#### [Listed records]
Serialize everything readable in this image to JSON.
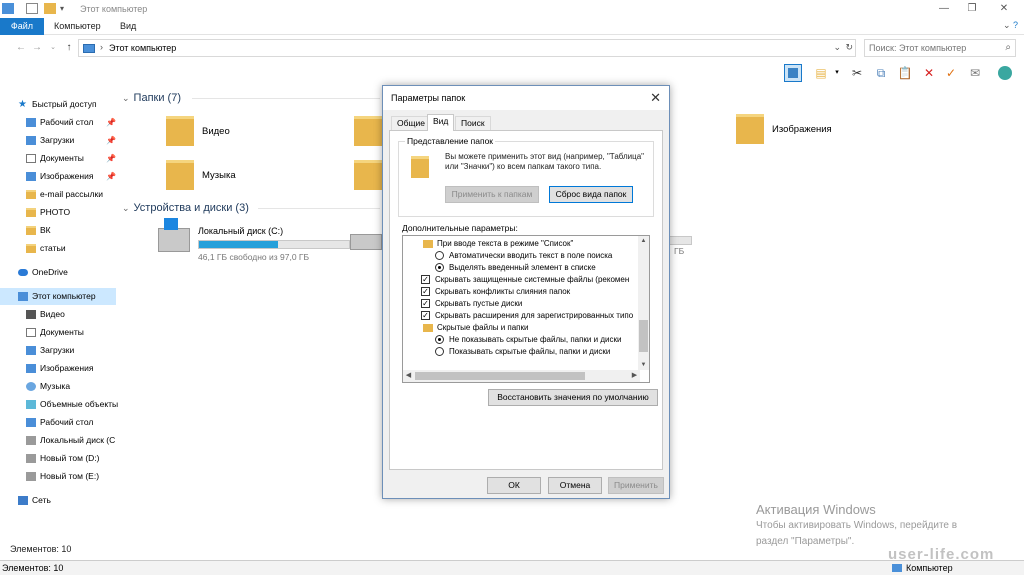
{
  "window": {
    "title": "Этот компьютер",
    "controls": [
      "—",
      "❐",
      "✕"
    ]
  },
  "ribbon": {
    "file_tab": "Файл",
    "tabs": [
      "Компьютер",
      "Вид"
    ]
  },
  "address": {
    "crumb": "Этот компьютер",
    "separator": "›"
  },
  "search": {
    "placeholder": "Поиск: Этот компьютер"
  },
  "nav": {
    "quick_access": "Быстрый доступ",
    "quick_items": [
      "Рабочий стол",
      "Загрузки",
      "Документы",
      "Изображения",
      "e-mail рассылки",
      "PHOTO",
      "ВК",
      "статьи"
    ],
    "onedrive": "OneDrive",
    "this_pc": "Этот компьютер",
    "pc_items": [
      "Видео",
      "Документы",
      "Загрузки",
      "Изображения",
      "Музыка",
      "Объемные объекты",
      "Рабочий стол",
      "Локальный диск (C",
      "Новый том (D:)",
      "Новый том (E:)"
    ],
    "network": "Сеть"
  },
  "content": {
    "folders_header": "Папки (7)",
    "folders": [
      "Видео",
      "Музыка",
      "Изображения"
    ],
    "drives_header": "Устройства и диски (3)",
    "drive_c": {
      "name": "Локальный диск (C:)",
      "free": "46,1 ГБ свободно из 97,0 ГБ",
      "used_fraction": 0.525
    },
    "drive2_free_partial": "ГБ"
  },
  "status": {
    "items_count_1": "Элементов: 10",
    "items_count_2": "Элементов: 10",
    "location": "Компьютер"
  },
  "activation": {
    "heading": "Активация Windows",
    "line1": "Чтобы активировать Windows, перейдите в",
    "line2": "раздел \"Параметры\"."
  },
  "watermark": "user-life.com",
  "dialog": {
    "title": "Параметры папок",
    "tabs": [
      "Общие",
      "Вид",
      "Поиск"
    ],
    "folder_views_label": "Представление папок",
    "folder_views_text": "Вы можете применить этот вид (например, \"Таблица\" или \"Значки\") ко всем папкам такого типа.",
    "apply_to_folders": "Применить к папкам",
    "reset_folders": "Сброс вида папок",
    "advanced_label": "Дополнительные параметры:",
    "tree": [
      {
        "kind": "folder",
        "text": "При вводе текста в режиме \"Список\""
      },
      {
        "kind": "radio",
        "checked": false,
        "text": "Автоматически вводить текст в поле поиска"
      },
      {
        "kind": "radio",
        "checked": true,
        "text": "Выделять введенный элемент в списке"
      },
      {
        "kind": "check",
        "checked": true,
        "text": "Скрывать защищенные системные файлы (рекомен"
      },
      {
        "kind": "check",
        "checked": true,
        "text": "Скрывать конфликты слияния папок"
      },
      {
        "kind": "check",
        "checked": true,
        "text": "Скрывать пустые диски"
      },
      {
        "kind": "check",
        "checked": true,
        "text": "Скрывать расширения для зарегистрированных типо"
      },
      {
        "kind": "folder",
        "text": "Скрытые файлы и папки"
      },
      {
        "kind": "radio",
        "checked": true,
        "text": "Не показывать скрытые файлы, папки и диски"
      },
      {
        "kind": "radio",
        "checked": false,
        "text": "Показывать скрытые файлы, папки и диски"
      }
    ],
    "restore_defaults": "Восстановить значения по умолчанию",
    "ok": "ОК",
    "cancel": "Отмена",
    "apply": "Применить"
  }
}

#### [The problem]
Repeat each record exactly as shown above, dropping all images.

#### [Exercise solution]
Serialize everything readable in this image to JSON.
{
  "window": {
    "title": "Этот компьютер",
    "controls": [
      "—",
      "❐",
      "✕"
    ]
  },
  "ribbon": {
    "file_tab": "Файл",
    "tabs": [
      "Компьютер",
      "Вид"
    ]
  },
  "address": {
    "crumb": "Этот компьютер",
    "separator": "›"
  },
  "search": {
    "placeholder": "Поиск: Этот компьютер"
  },
  "nav": {
    "quick_access": "Быстрый доступ",
    "quick_items": [
      "Рабочий стол",
      "Загрузки",
      "Документы",
      "Изображения",
      "e-mail рассылки",
      "PHOTO",
      "ВК",
      "статьи"
    ],
    "onedrive": "OneDrive",
    "this_pc": "Этот компьютер",
    "pc_items": [
      "Видео",
      "Документы",
      "Загрузки",
      "Изображения",
      "Музыка",
      "Объемные объекты",
      "Рабочий стол",
      "Локальный диск (C",
      "Новый том (D:)",
      "Новый том (E:)"
    ],
    "network": "Сеть"
  },
  "content": {
    "folders_header": "Папки (7)",
    "folders": [
      "Видео",
      "Музыка",
      "Изображения"
    ],
    "drives_header": "Устройства и диски (3)",
    "drive_c": {
      "name": "Локальный диск (C:)",
      "free": "46,1 ГБ свободно из 97,0 ГБ",
      "used_fraction": 0.525
    },
    "drive2_free_partial": "ГБ"
  },
  "status": {
    "items_count_1": "Элементов: 10",
    "items_count_2": "Элементов: 10",
    "location": "Компьютер"
  },
  "activation": {
    "heading": "Активация Windows",
    "line1": "Чтобы активировать Windows, перейдите в",
    "line2": "раздел \"Параметры\"."
  },
  "watermark": "user-life.com",
  "dialog": {
    "title": "Параметры папок",
    "tabs": [
      "Общие",
      "Вид",
      "Поиск"
    ],
    "folder_views_label": "Представление папок",
    "folder_views_text": "Вы можете применить этот вид (например, \"Таблица\" или \"Значки\") ко всем папкам такого типа.",
    "apply_to_folders": "Применить к папкам",
    "reset_folders": "Сброс вида папок",
    "advanced_label": "Дополнительные параметры:",
    "tree": [
      {
        "kind": "folder",
        "text": "При вводе текста в режиме \"Список\""
      },
      {
        "kind": "radio",
        "checked": false,
        "text": "Автоматически вводить текст в поле поиска"
      },
      {
        "kind": "radio",
        "checked": true,
        "text": "Выделять введенный элемент в списке"
      },
      {
        "kind": "check",
        "checked": true,
        "text": "Скрывать защищенные системные файлы (рекомен"
      },
      {
        "kind": "check",
        "checked": true,
        "text": "Скрывать конфликты слияния папок"
      },
      {
        "kind": "check",
        "checked": true,
        "text": "Скрывать пустые диски"
      },
      {
        "kind": "check",
        "checked": true,
        "text": "Скрывать расширения для зарегистрированных типо"
      },
      {
        "kind": "folder",
        "text": "Скрытые файлы и папки"
      },
      {
        "kind": "radio",
        "checked": true,
        "text": "Не показывать скрытые файлы, папки и диски"
      },
      {
        "kind": "radio",
        "checked": false,
        "text": "Показывать скрытые файлы, папки и диски"
      }
    ],
    "restore_defaults": "Восстановить значения по умолчанию",
    "ok": "ОК",
    "cancel": "Отмена",
    "apply": "Применить"
  }
}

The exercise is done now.